==== PROVIDED PASSAGE

In other words, the amplitude of the eye waveform (Fig1-A) measured by TP1 is only 121.6mV, and since cables and connectors are also added to the Rx connection of DS250DF230, the amplitude observed by the internal eye monitor function has decreased to 84mV. Is that what you are pointing out? (Please let me confirm just to be sure.)

(A3)

Yes, this was my general thought.  84mV seems to be roughly in the range of 121mV, especially given some variation in cables and the retimer rx stage.  Also, by default, the retimer eye monitor has a probability level of 4E-6.  I'm not sure how that compares to your scope measurement, but this might be an additional contributing factor.

(Q4)

========
==== RECORDS PROVIDED

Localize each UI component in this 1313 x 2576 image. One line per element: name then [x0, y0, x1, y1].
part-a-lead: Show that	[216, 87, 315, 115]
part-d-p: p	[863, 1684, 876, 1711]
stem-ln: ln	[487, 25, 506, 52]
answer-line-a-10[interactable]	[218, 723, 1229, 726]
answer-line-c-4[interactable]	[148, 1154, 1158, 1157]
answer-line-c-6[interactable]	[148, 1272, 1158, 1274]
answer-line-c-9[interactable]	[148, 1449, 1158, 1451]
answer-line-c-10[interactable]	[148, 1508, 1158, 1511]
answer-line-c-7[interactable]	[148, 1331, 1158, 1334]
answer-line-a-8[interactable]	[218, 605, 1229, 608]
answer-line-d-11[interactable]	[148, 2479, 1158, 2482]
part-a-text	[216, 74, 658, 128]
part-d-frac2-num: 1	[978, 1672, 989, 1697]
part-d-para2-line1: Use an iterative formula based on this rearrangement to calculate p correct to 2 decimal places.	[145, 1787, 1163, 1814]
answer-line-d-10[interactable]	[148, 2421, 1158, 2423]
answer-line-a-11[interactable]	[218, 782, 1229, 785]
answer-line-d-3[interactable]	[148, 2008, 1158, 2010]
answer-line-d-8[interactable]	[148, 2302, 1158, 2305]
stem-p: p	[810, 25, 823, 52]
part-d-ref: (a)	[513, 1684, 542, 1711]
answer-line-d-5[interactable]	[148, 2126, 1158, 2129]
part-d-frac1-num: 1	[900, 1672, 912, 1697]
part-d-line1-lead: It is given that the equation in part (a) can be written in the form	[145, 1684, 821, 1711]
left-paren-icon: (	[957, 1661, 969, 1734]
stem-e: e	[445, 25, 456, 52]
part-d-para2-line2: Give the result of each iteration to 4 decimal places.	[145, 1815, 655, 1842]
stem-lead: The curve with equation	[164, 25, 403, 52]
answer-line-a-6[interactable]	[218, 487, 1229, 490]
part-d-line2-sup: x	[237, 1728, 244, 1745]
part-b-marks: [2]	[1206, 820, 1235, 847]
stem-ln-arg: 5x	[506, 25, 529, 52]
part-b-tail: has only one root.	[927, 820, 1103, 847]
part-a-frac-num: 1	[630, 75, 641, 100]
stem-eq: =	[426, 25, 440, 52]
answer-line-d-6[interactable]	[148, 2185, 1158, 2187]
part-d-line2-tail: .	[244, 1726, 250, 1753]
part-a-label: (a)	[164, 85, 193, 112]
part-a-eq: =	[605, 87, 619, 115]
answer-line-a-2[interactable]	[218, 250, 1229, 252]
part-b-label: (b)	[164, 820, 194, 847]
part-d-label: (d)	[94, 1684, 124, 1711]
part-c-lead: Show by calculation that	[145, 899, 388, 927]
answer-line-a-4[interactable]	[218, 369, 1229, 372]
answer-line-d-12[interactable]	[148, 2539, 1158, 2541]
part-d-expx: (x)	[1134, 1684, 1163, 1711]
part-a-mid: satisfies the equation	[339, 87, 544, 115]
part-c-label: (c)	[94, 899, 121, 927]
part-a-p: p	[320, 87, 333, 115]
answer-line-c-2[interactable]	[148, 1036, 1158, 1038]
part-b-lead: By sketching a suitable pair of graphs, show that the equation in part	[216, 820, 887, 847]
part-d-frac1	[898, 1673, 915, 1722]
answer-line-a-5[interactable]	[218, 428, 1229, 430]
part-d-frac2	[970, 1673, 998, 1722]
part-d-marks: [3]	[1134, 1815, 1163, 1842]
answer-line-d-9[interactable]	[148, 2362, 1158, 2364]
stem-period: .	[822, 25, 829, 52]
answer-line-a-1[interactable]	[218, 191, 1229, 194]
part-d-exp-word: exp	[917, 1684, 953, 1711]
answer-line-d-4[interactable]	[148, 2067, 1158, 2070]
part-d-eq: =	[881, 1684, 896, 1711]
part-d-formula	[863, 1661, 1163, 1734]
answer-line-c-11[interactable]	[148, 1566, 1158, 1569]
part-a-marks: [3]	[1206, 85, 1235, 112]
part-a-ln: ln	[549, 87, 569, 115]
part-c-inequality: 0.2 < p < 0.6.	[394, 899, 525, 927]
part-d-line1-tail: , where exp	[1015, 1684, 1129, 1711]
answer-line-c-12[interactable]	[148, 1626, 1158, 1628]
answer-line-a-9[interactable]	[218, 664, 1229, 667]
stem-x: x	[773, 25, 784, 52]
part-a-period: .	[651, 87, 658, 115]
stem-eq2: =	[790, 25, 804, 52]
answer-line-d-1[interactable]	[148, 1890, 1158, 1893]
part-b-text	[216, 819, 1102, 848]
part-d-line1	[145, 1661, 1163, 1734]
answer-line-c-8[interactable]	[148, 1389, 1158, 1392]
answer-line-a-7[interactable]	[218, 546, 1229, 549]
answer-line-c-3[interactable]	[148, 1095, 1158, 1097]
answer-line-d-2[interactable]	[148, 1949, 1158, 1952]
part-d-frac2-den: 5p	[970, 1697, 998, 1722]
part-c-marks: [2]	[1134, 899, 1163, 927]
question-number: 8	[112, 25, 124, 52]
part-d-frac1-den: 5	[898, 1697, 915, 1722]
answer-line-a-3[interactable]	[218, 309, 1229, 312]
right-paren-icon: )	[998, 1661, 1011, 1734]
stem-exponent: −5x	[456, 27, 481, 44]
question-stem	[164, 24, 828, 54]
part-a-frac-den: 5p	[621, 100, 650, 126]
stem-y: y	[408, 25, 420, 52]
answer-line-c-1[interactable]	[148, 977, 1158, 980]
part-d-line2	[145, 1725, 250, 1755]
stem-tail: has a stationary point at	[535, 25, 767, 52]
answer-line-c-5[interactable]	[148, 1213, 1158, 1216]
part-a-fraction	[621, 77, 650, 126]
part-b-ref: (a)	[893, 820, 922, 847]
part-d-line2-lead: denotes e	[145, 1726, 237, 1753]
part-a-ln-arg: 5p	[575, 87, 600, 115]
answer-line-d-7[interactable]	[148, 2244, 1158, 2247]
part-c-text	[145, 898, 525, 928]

========

GOAL:
Answer the following from the forum excerpt above:
(a) What amplitude of the eye waveform was measured by TP1?
(b) What amplitude was observed by the internal eye monitor function?
(c) What is the default probability level of the retimer eye monitor?

TASK RESPONSE:
(a) 121.6mV
(b) 84mV
(c) 4E-6